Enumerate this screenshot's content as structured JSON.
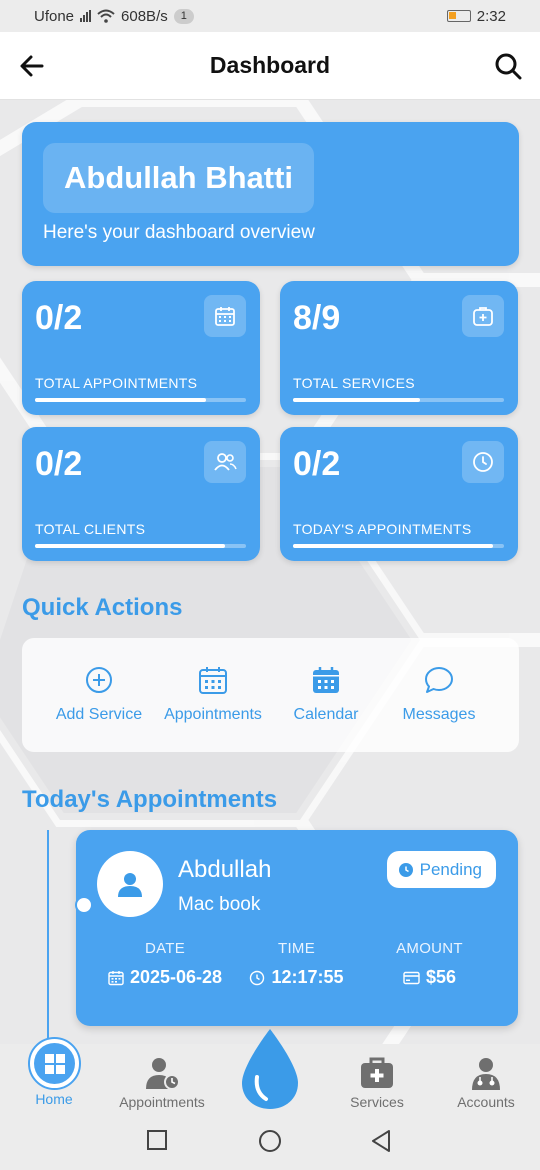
{
  "status_bar": {
    "carrier": "Ufone",
    "speed": "608B/s",
    "notification_count": "1",
    "time": "2:32"
  },
  "header": {
    "title": "Dashboard",
    "back_icon": "arrow-left-icon",
    "search_icon": "search-icon"
  },
  "welcome": {
    "name": "Abdullah Bhatti",
    "subtitle": "Here's your dashboard overview"
  },
  "stats": [
    {
      "value": "0/2",
      "label": "TOTAL APPOINTMENTS",
      "icon": "calendar-icon",
      "progress": 0.81
    },
    {
      "value": "8/9",
      "label": "TOTAL SERVICES",
      "icon": "medical-case-icon",
      "progress": 0.6
    },
    {
      "value": "0/2",
      "label": "TOTAL CLIENTS",
      "icon": "users-icon",
      "progress": 0.9
    },
    {
      "value": "0/2",
      "label": "TODAY'S APPOINTMENTS",
      "icon": "clock-icon",
      "progress": 0.95
    }
  ],
  "quick_actions": {
    "title": "Quick Actions",
    "items": [
      {
        "label": "Add Service",
        "icon": "plus-circle-icon"
      },
      {
        "label": "Appointments",
        "icon": "calendar-icon"
      },
      {
        "label": "Calendar",
        "icon": "calendar-filled-icon"
      },
      {
        "label": "Messages",
        "icon": "chat-bubble-icon"
      }
    ]
  },
  "todays_appointments": {
    "title": "Today's Appointments",
    "items": [
      {
        "client": "Abdullah",
        "service": "Mac book",
        "status": "Pending",
        "date_label": "DATE",
        "date": "2025-06-28",
        "time_label": "TIME",
        "time": "12:17:55",
        "amount_label": "AMOUNT",
        "amount": "$56"
      }
    ]
  },
  "bottom_nav": {
    "items": [
      {
        "label": "Home",
        "icon": "home-grid-icon",
        "active": true
      },
      {
        "label": "Appointments",
        "icon": "user-clock-icon"
      },
      {
        "label": "",
        "icon": "water-drop-icon"
      },
      {
        "label": "Services",
        "icon": "medical-case-icon"
      },
      {
        "label": "Accounts",
        "icon": "doctor-icon"
      }
    ]
  },
  "colors": {
    "primary": "#4aa3f0",
    "accent_text": "#3b9be8",
    "background": "#e9e9ea"
  }
}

☆ ☆ ☆ ☆ ☆ ☆ ☆

In the entries above, count each line that holds "clock". Give the total and nothing else.

2